__YOUR TASK__.
Beginning with the line where "What text is on this page?" appears, retype every remaining line of the data below, both the first and last included.

>> BEGIN WORKING DATA

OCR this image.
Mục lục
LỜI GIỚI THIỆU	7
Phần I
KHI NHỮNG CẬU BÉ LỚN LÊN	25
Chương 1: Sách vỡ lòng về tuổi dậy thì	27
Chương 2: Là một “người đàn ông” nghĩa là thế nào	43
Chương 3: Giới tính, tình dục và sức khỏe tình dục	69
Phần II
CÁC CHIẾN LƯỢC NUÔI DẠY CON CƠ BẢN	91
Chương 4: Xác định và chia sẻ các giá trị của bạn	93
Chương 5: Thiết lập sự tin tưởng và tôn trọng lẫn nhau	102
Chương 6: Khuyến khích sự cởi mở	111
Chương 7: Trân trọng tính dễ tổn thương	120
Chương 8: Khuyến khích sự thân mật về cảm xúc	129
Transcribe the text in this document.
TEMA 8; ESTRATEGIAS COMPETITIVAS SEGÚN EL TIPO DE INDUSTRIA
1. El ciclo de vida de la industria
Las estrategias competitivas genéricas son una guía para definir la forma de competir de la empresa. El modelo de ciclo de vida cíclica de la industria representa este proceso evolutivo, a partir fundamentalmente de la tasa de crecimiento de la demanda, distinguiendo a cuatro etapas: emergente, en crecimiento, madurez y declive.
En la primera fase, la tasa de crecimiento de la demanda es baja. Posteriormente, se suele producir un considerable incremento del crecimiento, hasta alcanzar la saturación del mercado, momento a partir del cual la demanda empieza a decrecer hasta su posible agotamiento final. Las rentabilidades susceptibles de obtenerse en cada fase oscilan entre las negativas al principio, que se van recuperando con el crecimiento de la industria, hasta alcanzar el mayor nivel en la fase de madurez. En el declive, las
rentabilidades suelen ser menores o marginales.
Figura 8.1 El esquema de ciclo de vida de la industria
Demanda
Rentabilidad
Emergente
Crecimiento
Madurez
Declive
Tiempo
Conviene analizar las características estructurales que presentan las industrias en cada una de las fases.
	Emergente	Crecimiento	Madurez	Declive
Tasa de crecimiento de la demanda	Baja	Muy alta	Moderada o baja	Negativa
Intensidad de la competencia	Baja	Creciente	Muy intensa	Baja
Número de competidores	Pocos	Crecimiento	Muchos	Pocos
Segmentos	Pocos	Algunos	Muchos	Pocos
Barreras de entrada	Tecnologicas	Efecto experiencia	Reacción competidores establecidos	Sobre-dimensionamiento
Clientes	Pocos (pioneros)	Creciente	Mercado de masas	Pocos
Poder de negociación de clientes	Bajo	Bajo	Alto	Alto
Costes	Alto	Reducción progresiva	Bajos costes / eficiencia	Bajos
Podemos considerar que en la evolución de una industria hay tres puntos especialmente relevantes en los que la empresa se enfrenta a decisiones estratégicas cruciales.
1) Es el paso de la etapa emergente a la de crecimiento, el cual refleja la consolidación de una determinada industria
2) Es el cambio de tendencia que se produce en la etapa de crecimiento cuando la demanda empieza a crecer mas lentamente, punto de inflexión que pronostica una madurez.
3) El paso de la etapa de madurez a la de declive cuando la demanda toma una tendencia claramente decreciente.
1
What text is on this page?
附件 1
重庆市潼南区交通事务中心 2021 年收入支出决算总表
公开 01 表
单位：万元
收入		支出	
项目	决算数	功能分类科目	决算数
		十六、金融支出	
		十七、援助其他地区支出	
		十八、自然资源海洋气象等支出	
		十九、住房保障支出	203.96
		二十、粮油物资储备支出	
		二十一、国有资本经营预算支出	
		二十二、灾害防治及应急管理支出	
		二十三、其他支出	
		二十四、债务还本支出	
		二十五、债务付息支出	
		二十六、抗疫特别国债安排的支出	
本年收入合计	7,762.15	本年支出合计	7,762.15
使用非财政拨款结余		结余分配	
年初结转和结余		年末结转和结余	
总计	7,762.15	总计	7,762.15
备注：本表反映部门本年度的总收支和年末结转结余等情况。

>> END WORKING DATA

__THE RESULT__.
What text is on this page?
附件 1
重庆市潼南区交通事务中心 2021 年收入支出决算总表
公开 01 表
单位：万元
收入		支出	
项目	决算数	功能分类科目	决算数
		十六、金融支出	
		十七、援助其他地区支出	
		十八、自然资源海洋气象等支出	
		十九、住房保障支出	203.96
		二十、粮油物资储备支出	
		二十一、国有资本经营预算支出	
		二十二、灾害防治及应急管理支出	
		二十三、其他支出	
		二十四、债务还本支出	
		二十五、债务付息支出	
		二十六、抗疫特别国债安排的支出	
本年收入合计	7,762.15	本年支出合计	7,762.15
使用非财政拨款结余		结余分配	
年初结转和结余		年末结转和结余	
总计	7,762.15	总计	7,762.15
备注：本表反映部门本年度的总收支和年末结转结余等情况。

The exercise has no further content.